REQUIRED WORK | Give only one thing: the number of lines that include the word "log₁₀".

STORED RECORDS |
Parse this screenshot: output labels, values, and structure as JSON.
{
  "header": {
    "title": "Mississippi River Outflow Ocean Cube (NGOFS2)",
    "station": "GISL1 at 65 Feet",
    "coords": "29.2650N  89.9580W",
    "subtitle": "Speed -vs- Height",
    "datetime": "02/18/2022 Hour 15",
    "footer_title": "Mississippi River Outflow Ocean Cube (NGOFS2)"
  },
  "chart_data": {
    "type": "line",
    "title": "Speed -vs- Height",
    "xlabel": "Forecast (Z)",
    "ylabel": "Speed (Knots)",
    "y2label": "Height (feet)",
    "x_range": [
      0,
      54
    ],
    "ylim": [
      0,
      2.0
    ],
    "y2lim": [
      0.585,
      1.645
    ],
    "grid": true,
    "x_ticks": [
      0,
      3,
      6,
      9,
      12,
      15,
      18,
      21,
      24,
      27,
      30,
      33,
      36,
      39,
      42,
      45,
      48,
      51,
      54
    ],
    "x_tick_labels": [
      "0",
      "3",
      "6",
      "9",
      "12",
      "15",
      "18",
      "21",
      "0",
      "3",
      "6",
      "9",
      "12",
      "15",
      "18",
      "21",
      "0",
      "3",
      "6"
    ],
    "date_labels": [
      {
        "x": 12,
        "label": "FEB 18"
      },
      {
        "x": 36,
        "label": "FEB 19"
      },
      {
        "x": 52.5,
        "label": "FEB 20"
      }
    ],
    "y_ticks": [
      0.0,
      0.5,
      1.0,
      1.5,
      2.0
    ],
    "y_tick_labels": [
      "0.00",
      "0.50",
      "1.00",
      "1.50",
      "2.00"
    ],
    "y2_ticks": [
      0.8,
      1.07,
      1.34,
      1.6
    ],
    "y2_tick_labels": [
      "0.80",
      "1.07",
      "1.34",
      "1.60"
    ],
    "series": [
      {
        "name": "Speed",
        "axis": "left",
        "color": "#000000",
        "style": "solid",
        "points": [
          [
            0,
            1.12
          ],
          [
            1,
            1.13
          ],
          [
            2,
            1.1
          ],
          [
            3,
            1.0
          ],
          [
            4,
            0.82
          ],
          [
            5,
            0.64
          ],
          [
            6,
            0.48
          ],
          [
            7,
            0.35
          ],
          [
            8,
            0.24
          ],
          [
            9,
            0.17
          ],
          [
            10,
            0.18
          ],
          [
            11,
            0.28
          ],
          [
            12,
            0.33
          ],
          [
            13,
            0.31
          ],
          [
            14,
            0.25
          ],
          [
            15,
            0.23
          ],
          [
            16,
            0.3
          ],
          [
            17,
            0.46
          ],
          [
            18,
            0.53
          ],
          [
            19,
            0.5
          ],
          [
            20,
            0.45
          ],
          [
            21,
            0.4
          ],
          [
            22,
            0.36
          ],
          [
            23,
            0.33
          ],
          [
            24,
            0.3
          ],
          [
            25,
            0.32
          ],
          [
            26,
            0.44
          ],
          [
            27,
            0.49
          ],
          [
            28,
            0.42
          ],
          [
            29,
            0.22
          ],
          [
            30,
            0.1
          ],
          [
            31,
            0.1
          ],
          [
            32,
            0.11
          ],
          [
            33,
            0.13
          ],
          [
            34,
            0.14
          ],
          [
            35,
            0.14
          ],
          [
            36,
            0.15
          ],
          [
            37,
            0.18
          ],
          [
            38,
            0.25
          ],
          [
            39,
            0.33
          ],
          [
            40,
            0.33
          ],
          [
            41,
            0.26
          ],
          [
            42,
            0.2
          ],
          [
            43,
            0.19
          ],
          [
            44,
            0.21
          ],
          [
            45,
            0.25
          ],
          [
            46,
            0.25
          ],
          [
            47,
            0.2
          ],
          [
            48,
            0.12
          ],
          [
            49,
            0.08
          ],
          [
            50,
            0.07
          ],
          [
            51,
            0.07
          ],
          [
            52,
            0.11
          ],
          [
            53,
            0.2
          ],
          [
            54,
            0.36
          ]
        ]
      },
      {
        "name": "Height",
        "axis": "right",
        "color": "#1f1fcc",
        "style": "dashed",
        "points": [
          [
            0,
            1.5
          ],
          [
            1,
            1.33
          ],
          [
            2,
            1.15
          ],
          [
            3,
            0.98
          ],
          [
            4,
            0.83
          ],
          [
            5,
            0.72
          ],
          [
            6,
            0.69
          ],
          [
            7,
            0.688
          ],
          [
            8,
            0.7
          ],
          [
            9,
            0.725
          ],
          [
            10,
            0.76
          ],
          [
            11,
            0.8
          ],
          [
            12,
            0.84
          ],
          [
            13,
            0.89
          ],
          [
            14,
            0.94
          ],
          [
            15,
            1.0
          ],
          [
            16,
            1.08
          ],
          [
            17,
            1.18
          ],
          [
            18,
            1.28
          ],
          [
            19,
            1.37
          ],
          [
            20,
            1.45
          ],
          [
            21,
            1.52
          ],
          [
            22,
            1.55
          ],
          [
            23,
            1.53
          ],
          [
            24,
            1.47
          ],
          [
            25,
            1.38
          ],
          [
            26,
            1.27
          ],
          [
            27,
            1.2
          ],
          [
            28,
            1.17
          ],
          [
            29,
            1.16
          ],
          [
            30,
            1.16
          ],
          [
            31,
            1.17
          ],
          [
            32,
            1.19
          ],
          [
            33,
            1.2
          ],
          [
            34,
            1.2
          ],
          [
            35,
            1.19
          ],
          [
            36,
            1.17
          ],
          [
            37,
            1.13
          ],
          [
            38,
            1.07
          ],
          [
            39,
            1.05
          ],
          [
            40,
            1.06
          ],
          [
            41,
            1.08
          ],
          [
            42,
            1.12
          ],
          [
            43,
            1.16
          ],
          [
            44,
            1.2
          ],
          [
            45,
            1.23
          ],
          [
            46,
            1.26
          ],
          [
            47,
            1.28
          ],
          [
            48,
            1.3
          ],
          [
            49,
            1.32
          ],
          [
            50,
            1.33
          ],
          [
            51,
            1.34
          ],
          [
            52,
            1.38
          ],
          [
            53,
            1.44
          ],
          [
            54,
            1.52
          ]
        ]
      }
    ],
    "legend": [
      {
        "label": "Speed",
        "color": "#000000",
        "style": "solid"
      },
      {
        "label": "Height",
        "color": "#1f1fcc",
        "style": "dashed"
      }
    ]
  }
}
--
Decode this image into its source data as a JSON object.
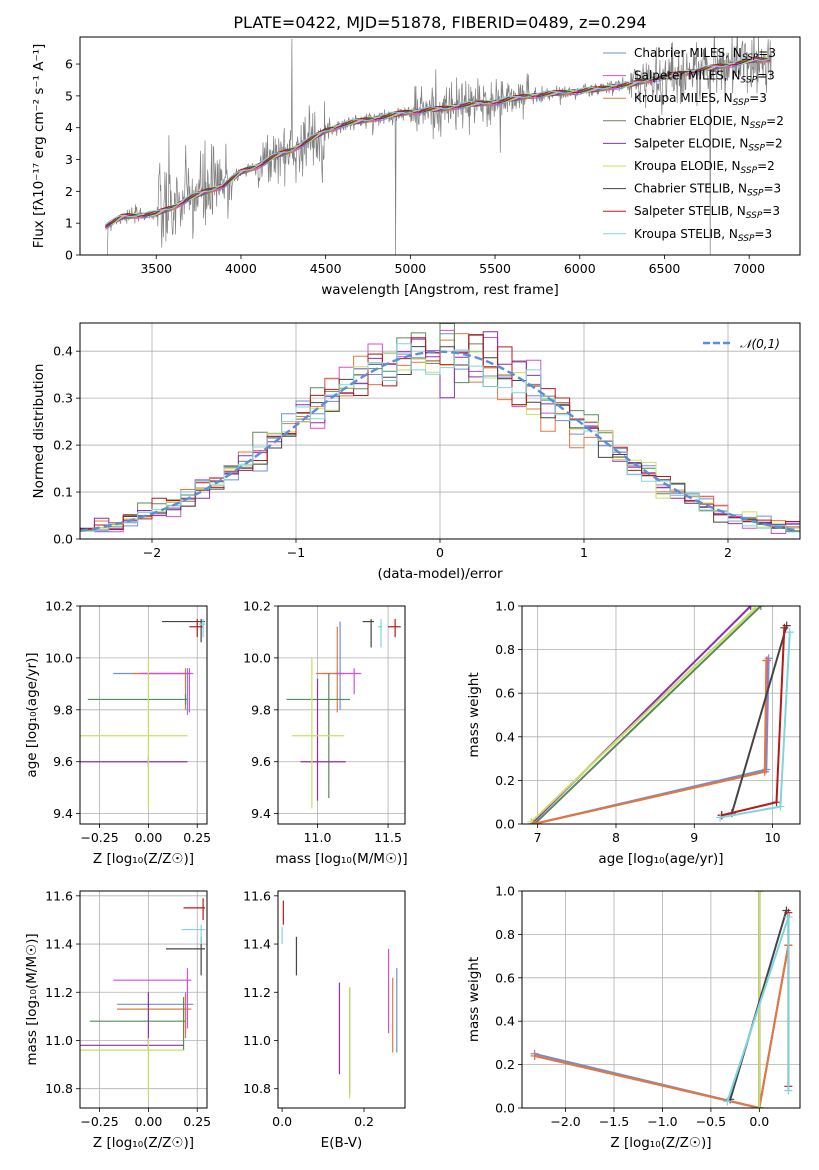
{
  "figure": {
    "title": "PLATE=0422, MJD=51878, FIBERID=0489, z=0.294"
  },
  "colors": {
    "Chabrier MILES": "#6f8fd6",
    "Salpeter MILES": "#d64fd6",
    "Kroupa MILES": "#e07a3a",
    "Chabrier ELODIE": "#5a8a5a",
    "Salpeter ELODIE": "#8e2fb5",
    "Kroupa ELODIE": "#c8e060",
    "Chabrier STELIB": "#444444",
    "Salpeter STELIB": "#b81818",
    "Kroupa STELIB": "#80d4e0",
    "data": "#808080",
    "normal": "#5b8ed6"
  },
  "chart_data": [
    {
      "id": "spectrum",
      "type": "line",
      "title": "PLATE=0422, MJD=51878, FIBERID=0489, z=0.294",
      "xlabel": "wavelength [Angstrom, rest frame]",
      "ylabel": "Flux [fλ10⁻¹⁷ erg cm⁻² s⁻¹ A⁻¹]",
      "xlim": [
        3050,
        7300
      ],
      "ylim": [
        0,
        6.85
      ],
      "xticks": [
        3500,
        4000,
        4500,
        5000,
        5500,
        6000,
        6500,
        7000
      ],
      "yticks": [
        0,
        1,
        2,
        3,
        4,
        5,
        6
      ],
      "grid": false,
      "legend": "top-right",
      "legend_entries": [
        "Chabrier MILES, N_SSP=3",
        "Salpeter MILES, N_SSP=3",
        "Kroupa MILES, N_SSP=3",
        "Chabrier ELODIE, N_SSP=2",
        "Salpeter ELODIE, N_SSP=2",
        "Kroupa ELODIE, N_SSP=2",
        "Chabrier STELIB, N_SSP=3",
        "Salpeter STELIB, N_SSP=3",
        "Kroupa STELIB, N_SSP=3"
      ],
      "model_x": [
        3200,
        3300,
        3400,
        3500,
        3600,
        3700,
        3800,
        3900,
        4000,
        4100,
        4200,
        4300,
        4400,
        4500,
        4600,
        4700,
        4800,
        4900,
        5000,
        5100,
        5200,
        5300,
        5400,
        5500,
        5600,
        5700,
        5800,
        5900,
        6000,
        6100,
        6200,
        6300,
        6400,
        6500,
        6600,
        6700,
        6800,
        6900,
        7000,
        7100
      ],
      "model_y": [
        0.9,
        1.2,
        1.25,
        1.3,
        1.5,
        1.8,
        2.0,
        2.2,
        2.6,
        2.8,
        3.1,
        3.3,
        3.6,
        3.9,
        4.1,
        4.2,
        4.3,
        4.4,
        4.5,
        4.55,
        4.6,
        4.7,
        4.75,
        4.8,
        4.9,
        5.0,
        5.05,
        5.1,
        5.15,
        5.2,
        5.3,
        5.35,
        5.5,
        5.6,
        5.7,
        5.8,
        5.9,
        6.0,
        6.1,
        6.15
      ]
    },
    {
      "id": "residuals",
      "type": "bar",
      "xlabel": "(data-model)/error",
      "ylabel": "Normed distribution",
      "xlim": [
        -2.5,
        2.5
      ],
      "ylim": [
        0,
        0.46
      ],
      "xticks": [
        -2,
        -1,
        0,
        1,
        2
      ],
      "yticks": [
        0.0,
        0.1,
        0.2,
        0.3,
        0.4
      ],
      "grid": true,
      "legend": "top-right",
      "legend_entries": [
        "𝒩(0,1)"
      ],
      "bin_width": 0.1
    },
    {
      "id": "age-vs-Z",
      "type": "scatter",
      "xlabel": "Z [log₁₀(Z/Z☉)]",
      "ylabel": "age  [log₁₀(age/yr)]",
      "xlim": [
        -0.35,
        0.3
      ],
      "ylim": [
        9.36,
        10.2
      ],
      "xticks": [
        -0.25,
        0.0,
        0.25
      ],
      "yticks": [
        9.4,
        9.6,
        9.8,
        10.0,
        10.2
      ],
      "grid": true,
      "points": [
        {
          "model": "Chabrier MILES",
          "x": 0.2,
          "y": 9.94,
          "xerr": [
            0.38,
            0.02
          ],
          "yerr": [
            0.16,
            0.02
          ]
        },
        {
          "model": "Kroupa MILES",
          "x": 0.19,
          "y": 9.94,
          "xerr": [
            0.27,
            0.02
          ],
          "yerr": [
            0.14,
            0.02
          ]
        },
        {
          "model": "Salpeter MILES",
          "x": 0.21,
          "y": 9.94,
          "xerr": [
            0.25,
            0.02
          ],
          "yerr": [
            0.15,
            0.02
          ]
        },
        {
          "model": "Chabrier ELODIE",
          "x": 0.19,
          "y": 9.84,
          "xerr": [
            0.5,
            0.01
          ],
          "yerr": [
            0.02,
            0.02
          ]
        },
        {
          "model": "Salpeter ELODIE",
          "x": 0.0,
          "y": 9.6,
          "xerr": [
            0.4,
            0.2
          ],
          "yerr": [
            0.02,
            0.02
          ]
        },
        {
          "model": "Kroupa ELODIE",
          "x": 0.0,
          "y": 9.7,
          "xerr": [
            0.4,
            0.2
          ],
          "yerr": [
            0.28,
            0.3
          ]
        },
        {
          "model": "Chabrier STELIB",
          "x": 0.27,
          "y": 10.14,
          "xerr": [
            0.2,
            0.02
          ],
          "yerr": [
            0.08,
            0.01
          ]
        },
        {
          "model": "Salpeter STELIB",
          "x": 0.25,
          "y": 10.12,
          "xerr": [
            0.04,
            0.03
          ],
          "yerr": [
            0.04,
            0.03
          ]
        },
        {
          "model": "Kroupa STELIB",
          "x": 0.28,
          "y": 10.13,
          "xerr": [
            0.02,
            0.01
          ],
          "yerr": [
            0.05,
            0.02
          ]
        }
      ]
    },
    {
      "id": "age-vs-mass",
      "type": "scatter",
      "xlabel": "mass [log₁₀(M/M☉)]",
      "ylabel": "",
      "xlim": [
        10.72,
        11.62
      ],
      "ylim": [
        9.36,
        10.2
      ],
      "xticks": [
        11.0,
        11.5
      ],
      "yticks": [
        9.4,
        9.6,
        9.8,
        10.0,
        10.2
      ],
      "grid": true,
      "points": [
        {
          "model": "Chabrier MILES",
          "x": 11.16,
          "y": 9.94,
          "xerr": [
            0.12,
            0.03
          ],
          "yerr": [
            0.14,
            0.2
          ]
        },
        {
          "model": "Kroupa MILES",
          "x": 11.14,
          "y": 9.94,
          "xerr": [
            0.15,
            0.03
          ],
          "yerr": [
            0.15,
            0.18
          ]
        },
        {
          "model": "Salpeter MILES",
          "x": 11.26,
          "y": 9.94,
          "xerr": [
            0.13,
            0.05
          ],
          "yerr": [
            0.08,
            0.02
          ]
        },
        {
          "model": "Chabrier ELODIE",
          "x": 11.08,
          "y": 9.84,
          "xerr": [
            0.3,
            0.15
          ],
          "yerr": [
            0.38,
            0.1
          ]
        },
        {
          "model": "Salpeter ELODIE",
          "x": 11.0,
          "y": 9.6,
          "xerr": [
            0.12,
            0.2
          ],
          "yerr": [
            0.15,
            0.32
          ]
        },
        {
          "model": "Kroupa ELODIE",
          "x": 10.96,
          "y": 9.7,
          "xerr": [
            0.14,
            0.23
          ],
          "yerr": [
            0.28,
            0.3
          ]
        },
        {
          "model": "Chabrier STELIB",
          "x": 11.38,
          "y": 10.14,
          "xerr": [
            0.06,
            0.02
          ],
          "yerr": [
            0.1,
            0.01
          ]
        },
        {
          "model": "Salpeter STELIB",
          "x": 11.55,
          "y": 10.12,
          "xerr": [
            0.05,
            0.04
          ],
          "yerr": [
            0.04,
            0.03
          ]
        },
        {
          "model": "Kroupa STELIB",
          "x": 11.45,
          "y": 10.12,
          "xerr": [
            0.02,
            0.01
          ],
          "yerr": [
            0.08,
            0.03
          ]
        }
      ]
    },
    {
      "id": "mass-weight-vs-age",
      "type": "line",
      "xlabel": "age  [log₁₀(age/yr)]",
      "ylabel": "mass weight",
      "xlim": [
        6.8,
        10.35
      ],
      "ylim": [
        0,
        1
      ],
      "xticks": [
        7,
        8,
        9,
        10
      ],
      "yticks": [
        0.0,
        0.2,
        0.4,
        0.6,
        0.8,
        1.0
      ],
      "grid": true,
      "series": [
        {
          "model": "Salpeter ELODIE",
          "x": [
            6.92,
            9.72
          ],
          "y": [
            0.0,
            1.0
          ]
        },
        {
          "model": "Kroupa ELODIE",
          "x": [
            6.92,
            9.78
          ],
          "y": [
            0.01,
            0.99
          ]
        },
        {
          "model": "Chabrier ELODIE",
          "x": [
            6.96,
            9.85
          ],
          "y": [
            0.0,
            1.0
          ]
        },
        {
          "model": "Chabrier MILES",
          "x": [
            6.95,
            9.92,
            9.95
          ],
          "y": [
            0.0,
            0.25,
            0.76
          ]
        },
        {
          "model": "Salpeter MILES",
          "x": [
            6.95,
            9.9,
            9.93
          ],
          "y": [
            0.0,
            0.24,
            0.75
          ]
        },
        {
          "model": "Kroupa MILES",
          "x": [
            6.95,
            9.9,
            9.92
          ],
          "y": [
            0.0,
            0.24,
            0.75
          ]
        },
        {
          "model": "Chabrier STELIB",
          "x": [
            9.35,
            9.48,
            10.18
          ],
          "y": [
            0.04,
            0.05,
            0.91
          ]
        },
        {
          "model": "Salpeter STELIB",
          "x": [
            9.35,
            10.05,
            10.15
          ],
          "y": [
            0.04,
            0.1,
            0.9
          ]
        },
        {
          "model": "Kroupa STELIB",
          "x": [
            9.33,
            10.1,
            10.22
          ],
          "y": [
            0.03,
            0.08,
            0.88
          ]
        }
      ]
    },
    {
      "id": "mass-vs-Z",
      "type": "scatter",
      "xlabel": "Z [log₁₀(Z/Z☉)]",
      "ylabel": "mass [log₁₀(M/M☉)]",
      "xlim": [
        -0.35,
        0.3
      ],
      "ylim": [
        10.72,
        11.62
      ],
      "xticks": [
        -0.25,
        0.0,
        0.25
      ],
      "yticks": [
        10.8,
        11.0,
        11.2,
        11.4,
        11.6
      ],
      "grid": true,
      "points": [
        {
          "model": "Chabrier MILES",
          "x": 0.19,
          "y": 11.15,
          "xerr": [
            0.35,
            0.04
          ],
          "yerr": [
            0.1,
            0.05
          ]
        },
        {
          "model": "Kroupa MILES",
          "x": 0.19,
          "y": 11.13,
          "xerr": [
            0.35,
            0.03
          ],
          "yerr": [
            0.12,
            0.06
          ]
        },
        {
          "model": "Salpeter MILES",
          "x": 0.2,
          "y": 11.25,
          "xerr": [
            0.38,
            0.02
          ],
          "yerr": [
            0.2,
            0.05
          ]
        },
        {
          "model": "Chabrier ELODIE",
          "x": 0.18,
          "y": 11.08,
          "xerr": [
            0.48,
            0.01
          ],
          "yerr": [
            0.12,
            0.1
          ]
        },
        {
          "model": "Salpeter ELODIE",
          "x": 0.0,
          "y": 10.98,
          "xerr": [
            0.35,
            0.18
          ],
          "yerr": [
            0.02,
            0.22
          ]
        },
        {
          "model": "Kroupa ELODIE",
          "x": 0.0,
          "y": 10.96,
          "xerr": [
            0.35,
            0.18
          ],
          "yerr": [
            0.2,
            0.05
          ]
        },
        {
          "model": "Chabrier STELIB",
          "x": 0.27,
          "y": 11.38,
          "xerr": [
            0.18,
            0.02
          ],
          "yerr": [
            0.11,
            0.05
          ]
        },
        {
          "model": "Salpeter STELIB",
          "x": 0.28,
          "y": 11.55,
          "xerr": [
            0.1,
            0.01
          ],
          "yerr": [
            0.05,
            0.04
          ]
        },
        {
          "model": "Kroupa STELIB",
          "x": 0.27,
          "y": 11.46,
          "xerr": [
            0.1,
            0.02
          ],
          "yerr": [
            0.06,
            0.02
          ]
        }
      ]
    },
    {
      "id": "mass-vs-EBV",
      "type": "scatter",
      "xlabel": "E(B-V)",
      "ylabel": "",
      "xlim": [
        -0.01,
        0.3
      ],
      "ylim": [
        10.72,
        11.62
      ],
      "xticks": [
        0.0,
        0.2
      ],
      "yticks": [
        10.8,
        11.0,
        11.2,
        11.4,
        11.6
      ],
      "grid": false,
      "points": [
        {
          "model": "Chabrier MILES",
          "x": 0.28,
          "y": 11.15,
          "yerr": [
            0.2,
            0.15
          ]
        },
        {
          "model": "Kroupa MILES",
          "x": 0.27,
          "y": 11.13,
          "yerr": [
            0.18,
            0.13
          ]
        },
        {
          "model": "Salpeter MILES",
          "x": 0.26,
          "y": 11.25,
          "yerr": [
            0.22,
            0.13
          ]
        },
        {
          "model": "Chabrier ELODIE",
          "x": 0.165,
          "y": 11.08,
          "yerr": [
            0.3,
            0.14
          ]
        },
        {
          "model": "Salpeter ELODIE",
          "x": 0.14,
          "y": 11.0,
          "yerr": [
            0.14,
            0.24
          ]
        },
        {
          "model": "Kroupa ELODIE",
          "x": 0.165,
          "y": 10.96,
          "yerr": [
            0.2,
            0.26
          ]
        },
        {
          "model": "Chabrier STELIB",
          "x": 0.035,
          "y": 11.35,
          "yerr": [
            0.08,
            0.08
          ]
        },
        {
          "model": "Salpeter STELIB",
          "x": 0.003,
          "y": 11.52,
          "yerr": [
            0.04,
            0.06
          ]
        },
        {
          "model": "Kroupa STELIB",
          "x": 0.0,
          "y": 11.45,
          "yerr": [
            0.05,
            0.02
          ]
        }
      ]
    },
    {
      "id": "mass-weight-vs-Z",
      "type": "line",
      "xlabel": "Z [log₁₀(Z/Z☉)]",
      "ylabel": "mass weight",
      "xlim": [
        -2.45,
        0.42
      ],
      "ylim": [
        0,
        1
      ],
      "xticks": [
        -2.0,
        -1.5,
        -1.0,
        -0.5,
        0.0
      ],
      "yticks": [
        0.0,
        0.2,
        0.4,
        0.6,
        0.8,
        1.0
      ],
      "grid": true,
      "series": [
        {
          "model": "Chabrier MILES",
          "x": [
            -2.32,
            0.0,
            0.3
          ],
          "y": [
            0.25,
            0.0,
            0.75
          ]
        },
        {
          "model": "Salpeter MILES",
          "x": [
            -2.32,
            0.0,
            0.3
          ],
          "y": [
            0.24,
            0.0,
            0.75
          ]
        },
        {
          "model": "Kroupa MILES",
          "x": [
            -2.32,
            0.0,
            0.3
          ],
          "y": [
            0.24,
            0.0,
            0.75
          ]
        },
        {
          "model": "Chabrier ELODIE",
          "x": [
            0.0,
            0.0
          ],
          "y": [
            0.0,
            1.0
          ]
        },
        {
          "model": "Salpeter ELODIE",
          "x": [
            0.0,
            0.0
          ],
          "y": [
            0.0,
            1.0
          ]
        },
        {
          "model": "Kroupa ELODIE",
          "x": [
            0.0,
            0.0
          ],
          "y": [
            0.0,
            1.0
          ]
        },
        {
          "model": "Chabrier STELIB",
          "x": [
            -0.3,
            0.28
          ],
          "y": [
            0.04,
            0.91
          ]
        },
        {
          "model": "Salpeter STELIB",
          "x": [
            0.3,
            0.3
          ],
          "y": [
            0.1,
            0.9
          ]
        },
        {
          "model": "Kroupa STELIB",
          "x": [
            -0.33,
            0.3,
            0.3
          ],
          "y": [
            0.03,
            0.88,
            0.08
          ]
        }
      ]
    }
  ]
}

OUTPUT BELOW | 7